Interview von Matthias 
        Böhni mit
        Pfr. Dr. Dölf Weder, Kirchenratspräsident, "Reformierte Presse",
        8/2008, 15. Februar 2008
        
        
         
        Kirchenratspräsident 
        Dölf Weder nimmt Stellung zum eben erschienen Visitationsbericht 2007
        RP - Diese Woche ist der 
        Visitationsbericht 2007 der St. Galler reformierten Kirche 
        erschienen. Das 180-seitige Werk beschreibt die Situation der St. Galler 
        Kirche ohne Schönfärberei und gibt eine Reihe von Handlungsvorschlägen, 
        die die Synode im April diskutieren wird. Der Bericht bestätigt die 
        "insgesamt gute Verfassung" der St. Galler Kirche. Trotz einiger 
        "dunkler Wolken am Horizont" gebe es zurzeit keinen Zwang zu 
        einschneidenden Massnahmen.

▸ Herausforderungen
1. Welche Ausdrücke stehen im Auszug über den Visitationsbericht 2007 in Anführungszeichen? Zähle sie alle auf.
2. Nimm den Auszug über den Visitationsbericht 2007 nach seinem letzten Satz wieder auf und setze ihn fort.

▸ Datenauszug
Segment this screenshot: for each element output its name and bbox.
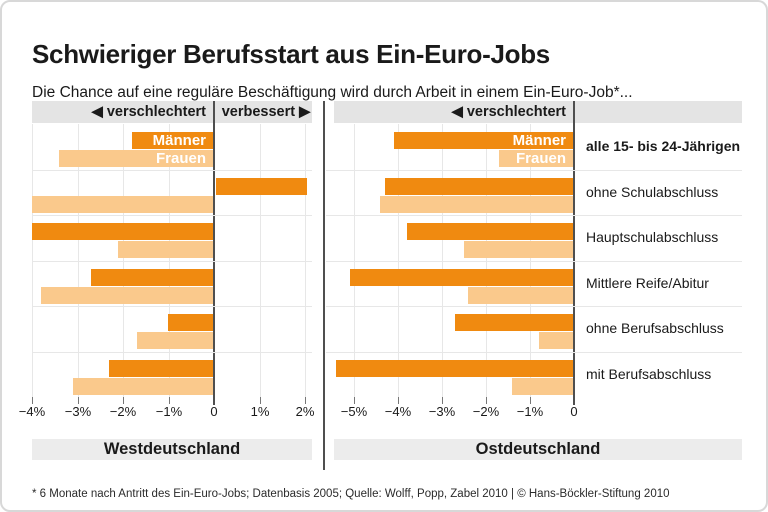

▸ Lösungen
1. In Anführungszeichen stehen "Reformierte Presse", "insgesamt gute Verfassung" und "dunkler Wolken am Horizont".

2.
        Im Interview mit der
        "Reformierten Presse" skizziert 
        Kirchenratspräsident Dölf Weder einige dieser Wolken. Die reformierte 
        Kirche werde weiter schrumpfen, und dies spürten vor allem die kleinen 
        Kirchgemeinden. Die bisherigen Bemühungen, kleine Kirchgemeinden zu 
        überregionaler Zusammenarbeit zu bewegen, seien aber "ernüchternd" 
        verlaufen. Dabei hätten Zusammenlegungen von kleinen Kirchgemeinden 
        Vorteile. Bisher seien sie aber finanziell bestraft worden. Sofern die 
        Synode zustimme, werde sich das schon bald ändern.
                                        
        
         
        "Man kann auch als kleine Kirche, 
        als Salz der Erde, sehr relevant sein"
        Visitationsbericht 2007: 
        Nüchterne Analyse und deutliche Worte zur Zukunft der St. Galler 
        reformierten Kirche.
        Alle zehn Jahre analysiert sich die St. Galler Kirche 
        selber und erstellt einen Visitationsbericht. Kirchenratspräsident Dölf 
        Weder äussert sich im Gespräch mit Matthias Böhni zum neuen Bericht und 
        zur Zukunft der kleinen Kirchgemeinden.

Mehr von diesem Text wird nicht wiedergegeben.